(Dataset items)
+ + + +

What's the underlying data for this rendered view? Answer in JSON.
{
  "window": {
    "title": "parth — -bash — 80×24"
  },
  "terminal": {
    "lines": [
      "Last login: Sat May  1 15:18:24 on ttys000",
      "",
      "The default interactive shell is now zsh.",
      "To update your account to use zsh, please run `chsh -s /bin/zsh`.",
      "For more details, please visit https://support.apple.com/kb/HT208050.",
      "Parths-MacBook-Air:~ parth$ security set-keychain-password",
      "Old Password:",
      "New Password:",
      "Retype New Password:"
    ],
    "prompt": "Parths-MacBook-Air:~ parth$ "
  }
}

+ + + +

Repeat every line of the data, exactly and in full.

What's the underlying data for this rendered view? Answer in JSON.
{
  "window": {
    "title": "parth — -bash — 80×24"
  },
  "terminal": {
    "lines": [
      "Last login: Sat May  1 15:18:24 on ttys000",
      "",
      "The default interactive shell is now zsh.",
      "To update your account to use zsh, please run `chsh -s /bin/zsh`.",
      "For more details, please visit https://support.apple.com/kb/HT208050.",
      "Parths-MacBook-Air:~ parth$ security set-keychain-password",
      "Old Password:",
      "New Password:",
      "Retype New Password:"
    ],
    "prompt": "Parths-MacBook-Air:~ parth$ "
  }
}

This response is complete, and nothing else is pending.